Given request
Below are the records; reproduce all of them exactly but without any images.

Material shown

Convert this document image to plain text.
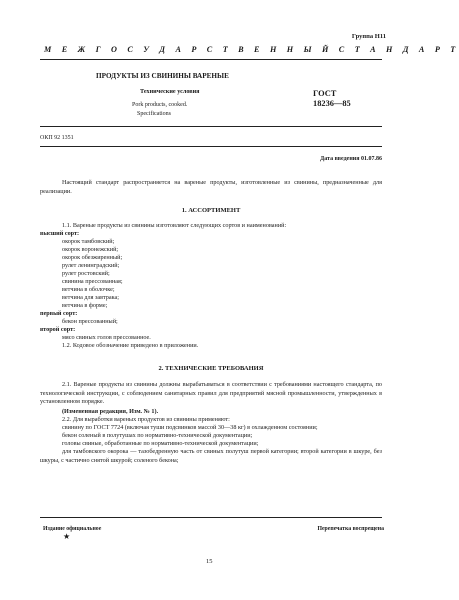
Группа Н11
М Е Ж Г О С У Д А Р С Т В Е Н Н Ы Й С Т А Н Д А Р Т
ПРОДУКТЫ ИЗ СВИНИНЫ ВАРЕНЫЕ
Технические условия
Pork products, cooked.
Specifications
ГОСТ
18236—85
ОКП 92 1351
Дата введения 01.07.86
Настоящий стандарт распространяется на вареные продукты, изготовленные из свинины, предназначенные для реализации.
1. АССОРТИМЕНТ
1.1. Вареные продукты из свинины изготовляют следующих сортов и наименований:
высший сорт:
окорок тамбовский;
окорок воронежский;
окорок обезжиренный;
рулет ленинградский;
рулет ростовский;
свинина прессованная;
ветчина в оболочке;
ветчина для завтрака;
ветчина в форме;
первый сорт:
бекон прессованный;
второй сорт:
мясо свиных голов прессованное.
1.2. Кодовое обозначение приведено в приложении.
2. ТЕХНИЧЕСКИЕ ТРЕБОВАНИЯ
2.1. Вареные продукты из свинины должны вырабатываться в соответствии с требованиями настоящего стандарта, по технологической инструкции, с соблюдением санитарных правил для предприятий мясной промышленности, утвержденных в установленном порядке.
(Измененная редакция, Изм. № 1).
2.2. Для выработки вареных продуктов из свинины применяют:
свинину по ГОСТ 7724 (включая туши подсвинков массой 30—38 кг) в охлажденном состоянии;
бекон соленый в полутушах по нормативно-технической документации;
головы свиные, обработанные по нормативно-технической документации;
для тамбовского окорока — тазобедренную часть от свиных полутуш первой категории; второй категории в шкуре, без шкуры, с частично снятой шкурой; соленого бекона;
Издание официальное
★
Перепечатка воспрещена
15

Solution to this task
Convert this document image to plain text.
Группа Н11
М Е Ж Г О С У Д А Р С Т В Е Н Н Ы Й С Т А Н Д А Р Т
ПРОДУКТЫ ИЗ СВИНИНЫ ВАРЕНЫЕ
Технические условия
Pork products, cooked.
Specifications
ГОСТ
18236—85
ОКП 92 1351
Дата введения 01.07.86
Настоящий стандарт распространяется на вареные продукты, изготовленные из свинины, предназначенные для реализации.
1. АССОРТИМЕНТ
1.1. Вареные продукты из свинины изготовляют следующих сортов и наименований:
высший сорт:
окорок тамбовский;
окорок воронежский;
окорок обезжиренный;
рулет ленинградский;
рулет ростовский;
свинина прессованная;
ветчина в оболочке;
ветчина для завтрака;
ветчина в форме;
первый сорт:
бекон прессованный;
второй сорт:
мясо свиных голов прессованное.
1.2. Кодовое обозначение приведено в приложении.
2. ТЕХНИЧЕСКИЕ ТРЕБОВАНИЯ
2.1. Вареные продукты из свинины должны вырабатываться в соответствии с требованиями настоящего стандарта, по технологической инструкции, с соблюдением санитарных правил для предприятий мясной промышленности, утвержденных в установленном порядке.
(Измененная редакция, Изм. № 1).
2.2. Для выработки вареных продуктов из свинины применяют:
свинину по ГОСТ 7724 (включая туши подсвинков массой 30—38 кг) в охлажденном состоянии;
бекон соленый в полутушах по нормативно-технической документации;
головы свиные, обработанные по нормативно-технической документации;
для тамбовского окорока — тазобедренную часть от свиных полутуш первой категории; второй категории в шкуре, без шкуры, с частично снятой шкурой; соленого бекона;
Издание официальное
★
Перепечатка воспрещена
15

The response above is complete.